[Lines of data]
•••••
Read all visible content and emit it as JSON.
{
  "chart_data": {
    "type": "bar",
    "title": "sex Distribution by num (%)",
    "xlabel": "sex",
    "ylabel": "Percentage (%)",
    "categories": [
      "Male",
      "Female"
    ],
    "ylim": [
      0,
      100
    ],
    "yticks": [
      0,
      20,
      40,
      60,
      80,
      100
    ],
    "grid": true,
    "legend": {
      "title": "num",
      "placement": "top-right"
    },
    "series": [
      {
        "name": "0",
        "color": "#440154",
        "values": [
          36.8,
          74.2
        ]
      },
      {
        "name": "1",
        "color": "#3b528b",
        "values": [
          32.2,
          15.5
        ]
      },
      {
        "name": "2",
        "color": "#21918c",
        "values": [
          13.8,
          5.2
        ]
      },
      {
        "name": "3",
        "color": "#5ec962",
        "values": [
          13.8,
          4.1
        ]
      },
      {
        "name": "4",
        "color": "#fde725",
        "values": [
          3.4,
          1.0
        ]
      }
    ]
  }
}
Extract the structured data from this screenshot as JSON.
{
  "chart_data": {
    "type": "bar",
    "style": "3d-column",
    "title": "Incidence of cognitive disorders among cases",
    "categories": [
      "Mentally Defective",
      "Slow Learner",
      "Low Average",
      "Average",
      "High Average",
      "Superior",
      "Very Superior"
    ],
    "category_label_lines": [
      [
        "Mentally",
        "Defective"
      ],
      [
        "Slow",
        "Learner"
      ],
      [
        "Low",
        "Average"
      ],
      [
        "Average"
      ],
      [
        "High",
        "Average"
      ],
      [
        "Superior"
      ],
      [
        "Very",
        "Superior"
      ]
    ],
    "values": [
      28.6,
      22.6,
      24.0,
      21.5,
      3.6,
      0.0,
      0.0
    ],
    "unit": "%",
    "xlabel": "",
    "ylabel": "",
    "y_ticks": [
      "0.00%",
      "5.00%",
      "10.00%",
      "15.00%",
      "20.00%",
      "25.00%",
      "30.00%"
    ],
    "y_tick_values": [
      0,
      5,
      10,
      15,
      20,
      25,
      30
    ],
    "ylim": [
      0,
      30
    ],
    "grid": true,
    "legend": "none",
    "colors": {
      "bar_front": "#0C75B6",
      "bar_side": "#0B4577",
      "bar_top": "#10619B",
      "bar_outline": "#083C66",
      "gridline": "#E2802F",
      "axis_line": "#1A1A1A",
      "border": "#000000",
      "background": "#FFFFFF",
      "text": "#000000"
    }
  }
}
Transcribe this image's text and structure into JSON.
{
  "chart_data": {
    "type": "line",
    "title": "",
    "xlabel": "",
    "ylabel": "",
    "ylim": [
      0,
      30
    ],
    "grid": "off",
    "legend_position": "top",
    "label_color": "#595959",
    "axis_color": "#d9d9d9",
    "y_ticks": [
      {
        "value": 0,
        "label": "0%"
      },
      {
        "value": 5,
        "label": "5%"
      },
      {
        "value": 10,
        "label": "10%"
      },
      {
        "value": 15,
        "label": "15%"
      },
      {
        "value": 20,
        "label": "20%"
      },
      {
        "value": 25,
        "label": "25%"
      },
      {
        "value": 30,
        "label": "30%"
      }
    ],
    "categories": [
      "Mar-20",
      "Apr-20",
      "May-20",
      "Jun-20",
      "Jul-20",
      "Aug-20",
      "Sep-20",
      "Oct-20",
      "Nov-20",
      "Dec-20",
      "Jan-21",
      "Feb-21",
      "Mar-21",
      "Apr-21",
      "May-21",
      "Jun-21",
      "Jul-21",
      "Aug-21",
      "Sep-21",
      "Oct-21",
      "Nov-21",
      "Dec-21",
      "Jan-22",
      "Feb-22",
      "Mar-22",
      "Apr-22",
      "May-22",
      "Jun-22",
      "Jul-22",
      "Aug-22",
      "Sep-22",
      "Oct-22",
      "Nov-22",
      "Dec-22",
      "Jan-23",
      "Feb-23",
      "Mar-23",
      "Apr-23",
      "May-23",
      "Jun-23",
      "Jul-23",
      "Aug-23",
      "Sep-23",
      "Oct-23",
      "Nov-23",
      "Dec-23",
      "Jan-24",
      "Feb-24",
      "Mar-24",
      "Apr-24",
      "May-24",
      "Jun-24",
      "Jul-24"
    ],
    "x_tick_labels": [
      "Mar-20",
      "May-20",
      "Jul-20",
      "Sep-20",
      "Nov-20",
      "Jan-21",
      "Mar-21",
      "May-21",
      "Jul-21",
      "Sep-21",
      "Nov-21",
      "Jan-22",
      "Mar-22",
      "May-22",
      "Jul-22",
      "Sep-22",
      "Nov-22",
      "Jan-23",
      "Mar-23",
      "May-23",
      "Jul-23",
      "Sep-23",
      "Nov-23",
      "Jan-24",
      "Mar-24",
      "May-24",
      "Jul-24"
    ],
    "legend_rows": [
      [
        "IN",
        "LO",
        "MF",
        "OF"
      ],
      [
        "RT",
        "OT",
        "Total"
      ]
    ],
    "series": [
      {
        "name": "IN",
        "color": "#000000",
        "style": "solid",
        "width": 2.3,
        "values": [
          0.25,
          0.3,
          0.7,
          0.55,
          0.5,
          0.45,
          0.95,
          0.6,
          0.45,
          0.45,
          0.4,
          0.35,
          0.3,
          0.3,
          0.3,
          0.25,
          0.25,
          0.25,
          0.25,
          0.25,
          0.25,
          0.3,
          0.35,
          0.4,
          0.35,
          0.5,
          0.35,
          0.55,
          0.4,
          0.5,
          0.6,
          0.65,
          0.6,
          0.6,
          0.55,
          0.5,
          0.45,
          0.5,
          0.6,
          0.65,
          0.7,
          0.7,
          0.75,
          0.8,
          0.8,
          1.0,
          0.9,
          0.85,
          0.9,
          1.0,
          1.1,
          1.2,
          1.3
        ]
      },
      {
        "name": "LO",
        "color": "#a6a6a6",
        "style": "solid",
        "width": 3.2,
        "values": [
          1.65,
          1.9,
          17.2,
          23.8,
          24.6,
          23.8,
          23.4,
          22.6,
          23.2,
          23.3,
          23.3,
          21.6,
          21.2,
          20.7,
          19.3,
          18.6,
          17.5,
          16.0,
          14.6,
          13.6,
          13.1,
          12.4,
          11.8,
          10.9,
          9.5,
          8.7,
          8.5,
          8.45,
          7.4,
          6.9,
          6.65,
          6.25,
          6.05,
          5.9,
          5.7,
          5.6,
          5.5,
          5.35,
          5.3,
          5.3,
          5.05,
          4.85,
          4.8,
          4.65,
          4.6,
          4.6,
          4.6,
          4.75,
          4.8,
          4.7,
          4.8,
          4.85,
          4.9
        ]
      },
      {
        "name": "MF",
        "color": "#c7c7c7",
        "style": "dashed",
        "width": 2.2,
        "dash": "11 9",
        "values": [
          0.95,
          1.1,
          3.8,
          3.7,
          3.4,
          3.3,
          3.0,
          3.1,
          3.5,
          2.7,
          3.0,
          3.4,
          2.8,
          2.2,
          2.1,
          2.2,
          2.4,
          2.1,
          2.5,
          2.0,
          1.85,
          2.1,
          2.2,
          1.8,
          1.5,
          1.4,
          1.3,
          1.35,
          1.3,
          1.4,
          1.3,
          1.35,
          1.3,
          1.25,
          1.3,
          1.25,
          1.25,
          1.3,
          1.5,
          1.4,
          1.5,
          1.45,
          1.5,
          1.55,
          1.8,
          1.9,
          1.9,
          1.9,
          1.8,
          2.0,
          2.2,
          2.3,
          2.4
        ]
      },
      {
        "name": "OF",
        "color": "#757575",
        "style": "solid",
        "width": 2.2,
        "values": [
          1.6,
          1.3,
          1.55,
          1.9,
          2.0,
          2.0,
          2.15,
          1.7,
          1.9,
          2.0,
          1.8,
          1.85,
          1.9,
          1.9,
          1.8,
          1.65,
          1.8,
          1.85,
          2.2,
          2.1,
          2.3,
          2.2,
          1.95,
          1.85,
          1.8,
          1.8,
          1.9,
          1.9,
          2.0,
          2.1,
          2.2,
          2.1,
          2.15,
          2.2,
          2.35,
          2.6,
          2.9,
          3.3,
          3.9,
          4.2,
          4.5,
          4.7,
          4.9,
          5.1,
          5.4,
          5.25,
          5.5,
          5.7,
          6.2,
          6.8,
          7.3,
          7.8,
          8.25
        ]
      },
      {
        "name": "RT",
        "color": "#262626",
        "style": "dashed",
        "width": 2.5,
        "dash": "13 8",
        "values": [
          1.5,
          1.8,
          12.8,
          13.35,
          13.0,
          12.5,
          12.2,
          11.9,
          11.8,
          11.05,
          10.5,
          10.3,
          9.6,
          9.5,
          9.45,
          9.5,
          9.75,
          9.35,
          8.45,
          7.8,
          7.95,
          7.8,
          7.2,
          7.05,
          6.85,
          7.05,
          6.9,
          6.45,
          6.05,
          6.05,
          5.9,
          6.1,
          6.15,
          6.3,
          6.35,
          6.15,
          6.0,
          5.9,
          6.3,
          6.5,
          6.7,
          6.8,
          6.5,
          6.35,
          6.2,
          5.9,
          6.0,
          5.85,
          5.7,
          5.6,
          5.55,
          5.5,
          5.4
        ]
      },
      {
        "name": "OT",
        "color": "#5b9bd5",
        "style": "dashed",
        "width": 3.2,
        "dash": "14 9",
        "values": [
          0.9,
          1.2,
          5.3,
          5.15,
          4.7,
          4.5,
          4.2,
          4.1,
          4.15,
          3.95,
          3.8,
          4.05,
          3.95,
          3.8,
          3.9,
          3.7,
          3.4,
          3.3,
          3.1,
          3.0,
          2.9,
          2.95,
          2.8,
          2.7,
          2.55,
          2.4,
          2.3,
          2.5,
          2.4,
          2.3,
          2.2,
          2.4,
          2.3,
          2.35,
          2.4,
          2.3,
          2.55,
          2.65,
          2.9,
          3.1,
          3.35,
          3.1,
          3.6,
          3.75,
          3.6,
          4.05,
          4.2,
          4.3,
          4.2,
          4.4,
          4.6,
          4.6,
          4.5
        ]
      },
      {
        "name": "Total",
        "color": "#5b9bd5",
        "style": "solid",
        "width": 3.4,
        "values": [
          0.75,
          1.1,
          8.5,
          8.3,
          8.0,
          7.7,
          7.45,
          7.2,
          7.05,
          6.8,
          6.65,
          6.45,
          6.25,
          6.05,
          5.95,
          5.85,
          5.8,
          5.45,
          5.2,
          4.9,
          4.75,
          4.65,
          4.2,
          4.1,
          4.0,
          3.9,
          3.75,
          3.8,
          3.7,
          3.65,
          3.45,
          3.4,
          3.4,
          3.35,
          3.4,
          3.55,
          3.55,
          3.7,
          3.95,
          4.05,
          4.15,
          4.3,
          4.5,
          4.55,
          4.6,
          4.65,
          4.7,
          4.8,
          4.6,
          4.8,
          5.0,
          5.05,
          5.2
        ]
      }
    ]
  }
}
•••••
- **WRITTEN REQUEST**:
From the entries above, pull out each line that includes "title".

- **FINAL RESULT**:
    "title": "sex Distribution by num (%)",
      "title": "num",
    "title": "Incidence of cognitive disorders among cases",
    "title": "",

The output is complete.